◆ What the exercise asks:
List each line of the data that holds the string "answer", please.

◆ Records provided:
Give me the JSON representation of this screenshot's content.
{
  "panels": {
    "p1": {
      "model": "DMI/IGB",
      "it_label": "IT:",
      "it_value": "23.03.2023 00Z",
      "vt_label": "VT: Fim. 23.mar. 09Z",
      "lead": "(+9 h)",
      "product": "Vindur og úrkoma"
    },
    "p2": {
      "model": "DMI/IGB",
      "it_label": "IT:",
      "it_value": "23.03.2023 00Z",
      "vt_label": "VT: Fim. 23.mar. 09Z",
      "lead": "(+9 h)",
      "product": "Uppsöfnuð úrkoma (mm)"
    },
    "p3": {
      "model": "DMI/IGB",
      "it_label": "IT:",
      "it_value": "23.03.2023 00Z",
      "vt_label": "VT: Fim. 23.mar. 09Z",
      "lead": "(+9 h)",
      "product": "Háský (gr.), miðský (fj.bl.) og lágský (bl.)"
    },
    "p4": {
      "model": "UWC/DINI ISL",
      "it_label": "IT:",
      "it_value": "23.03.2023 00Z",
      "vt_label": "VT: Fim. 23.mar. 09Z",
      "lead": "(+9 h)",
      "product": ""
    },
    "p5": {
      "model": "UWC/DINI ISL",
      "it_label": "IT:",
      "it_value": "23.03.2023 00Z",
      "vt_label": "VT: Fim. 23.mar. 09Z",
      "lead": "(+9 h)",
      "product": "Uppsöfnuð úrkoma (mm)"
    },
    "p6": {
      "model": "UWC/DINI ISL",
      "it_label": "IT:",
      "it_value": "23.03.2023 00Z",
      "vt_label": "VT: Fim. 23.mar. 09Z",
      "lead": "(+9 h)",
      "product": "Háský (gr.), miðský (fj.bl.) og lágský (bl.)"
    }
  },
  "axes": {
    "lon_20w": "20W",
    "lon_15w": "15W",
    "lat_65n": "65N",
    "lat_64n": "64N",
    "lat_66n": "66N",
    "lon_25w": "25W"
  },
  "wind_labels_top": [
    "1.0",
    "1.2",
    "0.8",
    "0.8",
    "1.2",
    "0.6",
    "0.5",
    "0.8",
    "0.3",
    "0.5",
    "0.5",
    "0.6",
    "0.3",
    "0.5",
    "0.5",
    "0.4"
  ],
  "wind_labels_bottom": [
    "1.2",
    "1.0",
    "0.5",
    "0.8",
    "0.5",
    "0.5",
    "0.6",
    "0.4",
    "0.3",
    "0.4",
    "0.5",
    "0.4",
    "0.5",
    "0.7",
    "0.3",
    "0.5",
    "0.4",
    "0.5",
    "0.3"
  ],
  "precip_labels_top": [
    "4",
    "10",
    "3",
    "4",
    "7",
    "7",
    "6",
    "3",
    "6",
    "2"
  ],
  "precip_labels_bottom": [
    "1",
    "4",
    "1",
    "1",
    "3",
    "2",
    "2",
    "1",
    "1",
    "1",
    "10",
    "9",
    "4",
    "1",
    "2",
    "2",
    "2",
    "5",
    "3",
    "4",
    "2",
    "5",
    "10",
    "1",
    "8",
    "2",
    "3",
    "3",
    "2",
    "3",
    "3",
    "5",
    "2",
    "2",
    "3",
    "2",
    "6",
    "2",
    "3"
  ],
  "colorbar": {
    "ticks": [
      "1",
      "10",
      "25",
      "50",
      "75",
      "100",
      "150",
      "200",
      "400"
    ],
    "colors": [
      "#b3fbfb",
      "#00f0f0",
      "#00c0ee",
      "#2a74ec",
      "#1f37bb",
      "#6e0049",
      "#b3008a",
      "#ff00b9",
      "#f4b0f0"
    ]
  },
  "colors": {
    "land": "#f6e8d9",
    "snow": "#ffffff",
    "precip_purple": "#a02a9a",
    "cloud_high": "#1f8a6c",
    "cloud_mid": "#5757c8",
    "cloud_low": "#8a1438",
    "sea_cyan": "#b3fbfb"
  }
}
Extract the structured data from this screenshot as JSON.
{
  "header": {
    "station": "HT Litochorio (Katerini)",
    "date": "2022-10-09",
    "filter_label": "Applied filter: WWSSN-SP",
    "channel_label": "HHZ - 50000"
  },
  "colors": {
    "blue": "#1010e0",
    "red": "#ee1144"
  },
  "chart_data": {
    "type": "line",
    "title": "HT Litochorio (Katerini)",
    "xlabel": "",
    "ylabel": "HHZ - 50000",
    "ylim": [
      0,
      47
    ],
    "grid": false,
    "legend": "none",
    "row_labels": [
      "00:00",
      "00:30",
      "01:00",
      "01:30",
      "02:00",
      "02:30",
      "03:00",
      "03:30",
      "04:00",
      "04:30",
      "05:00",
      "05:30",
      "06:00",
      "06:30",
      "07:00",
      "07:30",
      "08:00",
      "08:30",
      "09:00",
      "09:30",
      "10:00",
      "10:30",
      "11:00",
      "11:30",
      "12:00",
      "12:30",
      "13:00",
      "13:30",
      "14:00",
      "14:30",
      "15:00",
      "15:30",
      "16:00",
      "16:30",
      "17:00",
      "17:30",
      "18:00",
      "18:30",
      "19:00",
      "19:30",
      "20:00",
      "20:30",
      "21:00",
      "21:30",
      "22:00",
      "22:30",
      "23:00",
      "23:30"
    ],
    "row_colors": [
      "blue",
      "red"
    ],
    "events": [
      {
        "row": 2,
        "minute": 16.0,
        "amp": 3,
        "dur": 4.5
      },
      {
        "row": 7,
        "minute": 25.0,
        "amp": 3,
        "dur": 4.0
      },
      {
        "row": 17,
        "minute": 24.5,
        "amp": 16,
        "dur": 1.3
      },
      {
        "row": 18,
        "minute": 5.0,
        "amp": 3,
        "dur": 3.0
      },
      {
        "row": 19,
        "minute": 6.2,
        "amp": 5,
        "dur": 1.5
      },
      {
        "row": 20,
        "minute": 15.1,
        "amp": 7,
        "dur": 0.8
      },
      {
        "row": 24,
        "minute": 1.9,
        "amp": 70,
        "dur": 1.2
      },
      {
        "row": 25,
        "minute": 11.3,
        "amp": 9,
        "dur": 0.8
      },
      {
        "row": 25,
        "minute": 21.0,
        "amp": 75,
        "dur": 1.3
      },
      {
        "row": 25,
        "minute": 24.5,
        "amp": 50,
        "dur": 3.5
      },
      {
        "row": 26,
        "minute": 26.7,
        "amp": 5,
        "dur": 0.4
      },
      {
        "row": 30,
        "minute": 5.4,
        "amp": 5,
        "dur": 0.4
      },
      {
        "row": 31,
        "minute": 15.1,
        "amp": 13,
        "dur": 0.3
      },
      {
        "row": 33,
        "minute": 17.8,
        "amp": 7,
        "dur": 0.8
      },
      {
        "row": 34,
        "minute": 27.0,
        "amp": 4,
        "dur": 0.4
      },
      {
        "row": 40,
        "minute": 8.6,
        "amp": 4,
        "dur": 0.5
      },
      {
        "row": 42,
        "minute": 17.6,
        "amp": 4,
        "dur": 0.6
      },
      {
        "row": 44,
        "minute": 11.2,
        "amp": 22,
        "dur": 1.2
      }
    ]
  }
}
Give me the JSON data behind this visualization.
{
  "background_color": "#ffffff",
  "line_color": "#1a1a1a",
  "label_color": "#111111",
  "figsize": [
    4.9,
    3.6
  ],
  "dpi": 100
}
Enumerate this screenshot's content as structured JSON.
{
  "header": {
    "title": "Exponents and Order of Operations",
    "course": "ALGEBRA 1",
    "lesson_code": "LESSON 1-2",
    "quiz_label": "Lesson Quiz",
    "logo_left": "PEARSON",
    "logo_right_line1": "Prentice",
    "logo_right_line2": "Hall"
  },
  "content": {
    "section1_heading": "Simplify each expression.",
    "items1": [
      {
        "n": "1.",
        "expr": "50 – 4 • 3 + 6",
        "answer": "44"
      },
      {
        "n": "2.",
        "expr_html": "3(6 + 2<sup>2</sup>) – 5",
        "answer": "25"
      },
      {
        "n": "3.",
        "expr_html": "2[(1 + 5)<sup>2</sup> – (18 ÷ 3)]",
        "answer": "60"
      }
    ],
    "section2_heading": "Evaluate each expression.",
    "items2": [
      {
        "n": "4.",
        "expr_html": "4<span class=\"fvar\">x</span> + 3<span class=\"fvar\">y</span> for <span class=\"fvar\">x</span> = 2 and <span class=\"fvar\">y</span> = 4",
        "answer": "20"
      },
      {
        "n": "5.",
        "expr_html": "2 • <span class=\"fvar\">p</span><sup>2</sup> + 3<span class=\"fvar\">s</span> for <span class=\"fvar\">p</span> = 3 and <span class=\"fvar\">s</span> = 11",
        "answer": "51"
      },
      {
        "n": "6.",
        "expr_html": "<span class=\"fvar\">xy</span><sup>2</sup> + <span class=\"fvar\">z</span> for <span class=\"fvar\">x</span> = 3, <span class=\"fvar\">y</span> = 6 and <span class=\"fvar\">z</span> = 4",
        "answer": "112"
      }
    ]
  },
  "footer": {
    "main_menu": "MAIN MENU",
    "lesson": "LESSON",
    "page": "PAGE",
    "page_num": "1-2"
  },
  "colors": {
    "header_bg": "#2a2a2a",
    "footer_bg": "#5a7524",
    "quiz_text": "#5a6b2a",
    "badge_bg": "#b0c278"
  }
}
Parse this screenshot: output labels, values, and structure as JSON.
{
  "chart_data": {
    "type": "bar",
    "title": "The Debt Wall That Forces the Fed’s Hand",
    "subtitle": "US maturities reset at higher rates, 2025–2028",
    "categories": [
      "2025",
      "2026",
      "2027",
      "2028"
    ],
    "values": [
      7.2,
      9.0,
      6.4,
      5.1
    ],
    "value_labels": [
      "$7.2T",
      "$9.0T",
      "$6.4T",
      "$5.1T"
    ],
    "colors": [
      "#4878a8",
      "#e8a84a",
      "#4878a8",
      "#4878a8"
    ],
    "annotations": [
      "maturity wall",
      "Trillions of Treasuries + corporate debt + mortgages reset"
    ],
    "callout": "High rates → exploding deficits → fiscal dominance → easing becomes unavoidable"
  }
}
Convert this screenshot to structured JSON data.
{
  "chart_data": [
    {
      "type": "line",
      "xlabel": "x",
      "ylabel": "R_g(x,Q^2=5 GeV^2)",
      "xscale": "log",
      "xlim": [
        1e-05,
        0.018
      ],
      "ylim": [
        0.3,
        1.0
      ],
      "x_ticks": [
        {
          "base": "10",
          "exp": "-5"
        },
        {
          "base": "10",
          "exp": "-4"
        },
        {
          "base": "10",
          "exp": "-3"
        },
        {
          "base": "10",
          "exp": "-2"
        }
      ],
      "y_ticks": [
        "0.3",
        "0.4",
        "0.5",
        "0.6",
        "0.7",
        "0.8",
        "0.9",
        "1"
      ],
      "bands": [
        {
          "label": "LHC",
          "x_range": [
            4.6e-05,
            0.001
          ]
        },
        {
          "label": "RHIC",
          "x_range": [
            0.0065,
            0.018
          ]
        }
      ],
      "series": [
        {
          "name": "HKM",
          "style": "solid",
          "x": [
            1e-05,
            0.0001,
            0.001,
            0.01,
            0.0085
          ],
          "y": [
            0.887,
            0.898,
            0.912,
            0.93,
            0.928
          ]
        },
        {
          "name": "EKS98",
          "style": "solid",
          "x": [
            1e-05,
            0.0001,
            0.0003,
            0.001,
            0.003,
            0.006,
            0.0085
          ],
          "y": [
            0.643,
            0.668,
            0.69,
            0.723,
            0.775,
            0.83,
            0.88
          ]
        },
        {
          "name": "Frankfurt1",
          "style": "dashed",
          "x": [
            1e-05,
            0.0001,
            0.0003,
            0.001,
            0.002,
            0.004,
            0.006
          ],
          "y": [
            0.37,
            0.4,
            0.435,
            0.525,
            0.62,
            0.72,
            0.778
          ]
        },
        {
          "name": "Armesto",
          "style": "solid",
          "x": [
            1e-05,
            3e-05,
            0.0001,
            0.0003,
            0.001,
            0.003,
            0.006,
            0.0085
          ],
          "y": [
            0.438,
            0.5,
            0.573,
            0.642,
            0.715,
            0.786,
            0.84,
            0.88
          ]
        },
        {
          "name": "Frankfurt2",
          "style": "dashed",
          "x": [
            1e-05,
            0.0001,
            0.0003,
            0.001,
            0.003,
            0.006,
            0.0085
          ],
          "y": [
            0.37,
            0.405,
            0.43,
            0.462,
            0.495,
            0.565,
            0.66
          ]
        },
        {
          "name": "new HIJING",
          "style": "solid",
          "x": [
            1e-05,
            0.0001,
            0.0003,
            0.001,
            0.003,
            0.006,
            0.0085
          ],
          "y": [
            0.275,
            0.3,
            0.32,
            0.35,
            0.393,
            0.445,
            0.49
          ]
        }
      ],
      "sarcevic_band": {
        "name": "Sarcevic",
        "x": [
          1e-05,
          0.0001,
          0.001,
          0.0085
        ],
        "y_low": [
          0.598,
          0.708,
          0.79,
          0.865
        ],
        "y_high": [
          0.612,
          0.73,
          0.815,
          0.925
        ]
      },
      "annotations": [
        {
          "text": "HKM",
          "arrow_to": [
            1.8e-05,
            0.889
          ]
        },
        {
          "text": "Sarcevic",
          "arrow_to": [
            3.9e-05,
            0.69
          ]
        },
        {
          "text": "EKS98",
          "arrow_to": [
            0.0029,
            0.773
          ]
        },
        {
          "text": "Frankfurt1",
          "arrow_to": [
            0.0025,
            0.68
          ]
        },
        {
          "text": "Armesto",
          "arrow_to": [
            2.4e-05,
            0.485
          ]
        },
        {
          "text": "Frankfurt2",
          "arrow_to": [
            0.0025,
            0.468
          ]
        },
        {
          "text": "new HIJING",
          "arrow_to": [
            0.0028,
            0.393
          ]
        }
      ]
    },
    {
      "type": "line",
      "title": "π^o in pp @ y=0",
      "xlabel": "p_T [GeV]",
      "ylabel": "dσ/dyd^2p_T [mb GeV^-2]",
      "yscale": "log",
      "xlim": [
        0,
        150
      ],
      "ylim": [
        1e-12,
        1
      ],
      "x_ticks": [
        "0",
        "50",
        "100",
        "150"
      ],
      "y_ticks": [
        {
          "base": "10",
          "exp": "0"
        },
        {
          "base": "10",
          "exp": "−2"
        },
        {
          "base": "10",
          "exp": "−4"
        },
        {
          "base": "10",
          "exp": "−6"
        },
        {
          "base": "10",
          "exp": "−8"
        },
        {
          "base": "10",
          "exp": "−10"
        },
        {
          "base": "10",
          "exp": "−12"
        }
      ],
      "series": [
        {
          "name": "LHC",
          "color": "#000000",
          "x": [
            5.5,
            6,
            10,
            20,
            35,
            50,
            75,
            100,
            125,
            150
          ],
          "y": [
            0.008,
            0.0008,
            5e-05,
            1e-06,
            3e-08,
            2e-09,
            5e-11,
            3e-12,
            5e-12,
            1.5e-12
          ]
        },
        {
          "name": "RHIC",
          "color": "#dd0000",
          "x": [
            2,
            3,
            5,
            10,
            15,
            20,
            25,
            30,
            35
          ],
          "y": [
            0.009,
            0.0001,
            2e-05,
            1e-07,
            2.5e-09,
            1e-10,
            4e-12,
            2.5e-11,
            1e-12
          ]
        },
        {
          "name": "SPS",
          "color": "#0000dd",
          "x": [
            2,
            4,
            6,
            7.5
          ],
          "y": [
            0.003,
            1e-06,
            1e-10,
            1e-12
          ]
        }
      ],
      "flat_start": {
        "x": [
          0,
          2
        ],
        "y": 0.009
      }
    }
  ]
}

◆ Result of the task:
        "answer": "44"
        "answer": "25"
        "answer": "60"
        "answer": "20"
        "answer": "51"
        "answer": "112"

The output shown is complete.